**Task requirements**
Count the lines containing "Read" in the entries underneath, and state that count without anything else.

**Record extracts**
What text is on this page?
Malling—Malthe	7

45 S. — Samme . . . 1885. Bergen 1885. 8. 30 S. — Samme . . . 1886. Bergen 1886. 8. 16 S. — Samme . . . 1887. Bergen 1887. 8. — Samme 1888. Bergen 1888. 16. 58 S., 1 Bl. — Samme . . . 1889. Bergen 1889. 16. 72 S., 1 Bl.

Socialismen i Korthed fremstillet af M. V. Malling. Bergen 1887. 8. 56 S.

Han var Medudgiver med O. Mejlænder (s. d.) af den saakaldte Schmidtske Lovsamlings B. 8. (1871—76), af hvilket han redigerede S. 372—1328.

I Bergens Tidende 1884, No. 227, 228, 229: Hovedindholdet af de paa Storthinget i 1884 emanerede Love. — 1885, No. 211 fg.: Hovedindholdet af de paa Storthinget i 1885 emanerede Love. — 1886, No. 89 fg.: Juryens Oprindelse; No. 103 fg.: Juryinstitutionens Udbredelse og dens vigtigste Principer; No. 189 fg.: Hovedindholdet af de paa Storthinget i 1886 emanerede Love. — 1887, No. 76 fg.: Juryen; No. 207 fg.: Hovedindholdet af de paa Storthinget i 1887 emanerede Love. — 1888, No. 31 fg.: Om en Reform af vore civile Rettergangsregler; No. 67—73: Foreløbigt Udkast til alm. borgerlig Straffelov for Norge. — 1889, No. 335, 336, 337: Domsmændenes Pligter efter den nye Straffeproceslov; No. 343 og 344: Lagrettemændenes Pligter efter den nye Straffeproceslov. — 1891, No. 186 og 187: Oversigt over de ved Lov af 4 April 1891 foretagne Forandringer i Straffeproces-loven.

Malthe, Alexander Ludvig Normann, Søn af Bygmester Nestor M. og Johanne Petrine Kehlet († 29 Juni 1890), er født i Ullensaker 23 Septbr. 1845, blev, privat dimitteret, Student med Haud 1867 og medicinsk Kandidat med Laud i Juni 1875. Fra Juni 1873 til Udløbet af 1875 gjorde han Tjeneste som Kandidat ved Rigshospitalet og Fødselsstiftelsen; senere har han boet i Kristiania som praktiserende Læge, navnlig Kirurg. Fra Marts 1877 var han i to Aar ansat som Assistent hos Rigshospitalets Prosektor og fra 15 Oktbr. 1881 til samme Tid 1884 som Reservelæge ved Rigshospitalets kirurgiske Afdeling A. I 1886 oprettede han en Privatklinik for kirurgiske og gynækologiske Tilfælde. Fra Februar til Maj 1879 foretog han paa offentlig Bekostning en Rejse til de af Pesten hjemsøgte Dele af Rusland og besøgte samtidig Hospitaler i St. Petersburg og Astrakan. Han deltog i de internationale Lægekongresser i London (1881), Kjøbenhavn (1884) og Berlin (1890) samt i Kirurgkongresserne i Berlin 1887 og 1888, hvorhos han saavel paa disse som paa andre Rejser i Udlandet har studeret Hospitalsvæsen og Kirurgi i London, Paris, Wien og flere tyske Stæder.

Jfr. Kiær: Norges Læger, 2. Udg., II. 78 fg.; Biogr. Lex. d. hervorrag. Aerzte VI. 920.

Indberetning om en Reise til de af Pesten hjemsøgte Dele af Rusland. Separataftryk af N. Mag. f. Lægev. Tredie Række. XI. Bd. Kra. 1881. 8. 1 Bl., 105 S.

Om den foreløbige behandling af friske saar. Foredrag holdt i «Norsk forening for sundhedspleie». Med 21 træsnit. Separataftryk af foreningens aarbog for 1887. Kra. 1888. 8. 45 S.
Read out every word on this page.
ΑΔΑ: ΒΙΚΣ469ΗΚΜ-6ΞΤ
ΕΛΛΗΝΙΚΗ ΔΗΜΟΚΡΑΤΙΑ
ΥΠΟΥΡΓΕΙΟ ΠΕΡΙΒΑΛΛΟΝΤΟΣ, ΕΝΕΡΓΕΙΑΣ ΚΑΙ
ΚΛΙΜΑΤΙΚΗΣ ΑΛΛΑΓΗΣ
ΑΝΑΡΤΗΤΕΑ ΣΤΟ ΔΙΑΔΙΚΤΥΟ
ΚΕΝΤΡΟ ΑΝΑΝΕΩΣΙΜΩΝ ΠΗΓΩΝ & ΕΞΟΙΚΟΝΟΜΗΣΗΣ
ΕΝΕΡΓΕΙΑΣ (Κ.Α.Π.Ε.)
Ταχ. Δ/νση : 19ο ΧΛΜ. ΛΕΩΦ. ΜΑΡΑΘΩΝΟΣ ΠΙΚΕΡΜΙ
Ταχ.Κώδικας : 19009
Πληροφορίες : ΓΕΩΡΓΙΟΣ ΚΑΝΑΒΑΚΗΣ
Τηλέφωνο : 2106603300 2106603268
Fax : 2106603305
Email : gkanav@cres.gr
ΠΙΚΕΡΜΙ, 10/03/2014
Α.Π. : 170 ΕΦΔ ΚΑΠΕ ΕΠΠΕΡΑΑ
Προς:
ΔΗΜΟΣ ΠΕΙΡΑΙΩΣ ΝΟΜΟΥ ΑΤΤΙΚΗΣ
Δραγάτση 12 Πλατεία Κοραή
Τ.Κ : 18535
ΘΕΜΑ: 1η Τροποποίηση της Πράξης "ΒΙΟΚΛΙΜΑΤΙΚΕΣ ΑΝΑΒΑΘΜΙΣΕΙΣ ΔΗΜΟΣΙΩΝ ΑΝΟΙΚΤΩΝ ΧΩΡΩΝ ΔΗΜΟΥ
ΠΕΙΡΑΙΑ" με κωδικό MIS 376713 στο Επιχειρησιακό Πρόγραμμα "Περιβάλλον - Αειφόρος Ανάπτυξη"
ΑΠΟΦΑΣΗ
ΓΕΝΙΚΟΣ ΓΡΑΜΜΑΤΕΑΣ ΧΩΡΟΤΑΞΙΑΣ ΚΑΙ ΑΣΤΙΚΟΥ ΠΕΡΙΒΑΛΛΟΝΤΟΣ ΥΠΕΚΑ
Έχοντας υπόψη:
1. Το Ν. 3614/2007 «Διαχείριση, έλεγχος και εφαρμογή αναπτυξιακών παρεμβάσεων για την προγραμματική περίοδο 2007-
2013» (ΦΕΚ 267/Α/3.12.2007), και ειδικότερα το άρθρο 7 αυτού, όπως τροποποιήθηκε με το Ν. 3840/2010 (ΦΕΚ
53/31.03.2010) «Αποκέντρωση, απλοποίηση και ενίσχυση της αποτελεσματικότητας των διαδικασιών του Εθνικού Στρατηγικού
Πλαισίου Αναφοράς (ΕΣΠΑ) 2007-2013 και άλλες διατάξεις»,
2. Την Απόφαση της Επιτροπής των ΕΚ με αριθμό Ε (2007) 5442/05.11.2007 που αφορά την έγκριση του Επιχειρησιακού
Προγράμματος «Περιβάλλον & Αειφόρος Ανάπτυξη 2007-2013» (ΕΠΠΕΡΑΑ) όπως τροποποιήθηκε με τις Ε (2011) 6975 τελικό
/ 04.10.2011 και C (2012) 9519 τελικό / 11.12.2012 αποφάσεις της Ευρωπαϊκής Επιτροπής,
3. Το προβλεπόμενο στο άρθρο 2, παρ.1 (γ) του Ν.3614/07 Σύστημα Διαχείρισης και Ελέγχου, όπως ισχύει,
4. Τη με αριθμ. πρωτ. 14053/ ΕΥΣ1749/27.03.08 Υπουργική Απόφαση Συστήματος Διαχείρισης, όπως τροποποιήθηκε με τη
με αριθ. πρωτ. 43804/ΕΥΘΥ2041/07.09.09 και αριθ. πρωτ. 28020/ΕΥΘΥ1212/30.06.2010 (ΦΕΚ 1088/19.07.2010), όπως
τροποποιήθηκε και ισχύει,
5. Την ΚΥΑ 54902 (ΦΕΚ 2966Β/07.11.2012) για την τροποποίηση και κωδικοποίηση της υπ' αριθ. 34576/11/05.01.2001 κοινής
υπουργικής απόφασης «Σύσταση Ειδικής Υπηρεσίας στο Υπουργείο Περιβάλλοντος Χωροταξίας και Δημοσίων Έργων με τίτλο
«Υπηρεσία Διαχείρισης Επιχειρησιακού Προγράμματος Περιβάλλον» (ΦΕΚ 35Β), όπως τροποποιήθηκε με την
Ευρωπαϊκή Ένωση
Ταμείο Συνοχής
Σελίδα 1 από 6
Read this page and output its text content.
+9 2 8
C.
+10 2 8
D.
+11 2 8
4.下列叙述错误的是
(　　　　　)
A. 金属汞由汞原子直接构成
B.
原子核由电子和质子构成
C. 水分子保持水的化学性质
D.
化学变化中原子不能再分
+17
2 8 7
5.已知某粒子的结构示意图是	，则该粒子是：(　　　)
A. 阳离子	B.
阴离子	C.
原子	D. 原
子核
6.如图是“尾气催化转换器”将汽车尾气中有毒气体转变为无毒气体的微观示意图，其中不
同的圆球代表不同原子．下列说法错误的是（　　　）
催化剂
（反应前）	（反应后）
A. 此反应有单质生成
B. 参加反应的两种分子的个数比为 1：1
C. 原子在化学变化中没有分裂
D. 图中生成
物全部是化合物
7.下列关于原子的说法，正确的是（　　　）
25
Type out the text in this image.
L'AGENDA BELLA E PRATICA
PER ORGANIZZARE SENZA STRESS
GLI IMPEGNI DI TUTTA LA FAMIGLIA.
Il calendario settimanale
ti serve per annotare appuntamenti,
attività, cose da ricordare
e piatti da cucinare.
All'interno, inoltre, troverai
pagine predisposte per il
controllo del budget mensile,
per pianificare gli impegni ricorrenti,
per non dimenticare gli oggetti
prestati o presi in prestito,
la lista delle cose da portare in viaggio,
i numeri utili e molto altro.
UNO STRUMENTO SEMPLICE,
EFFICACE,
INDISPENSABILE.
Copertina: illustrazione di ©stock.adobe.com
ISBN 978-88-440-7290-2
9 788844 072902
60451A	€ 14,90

**The response**
2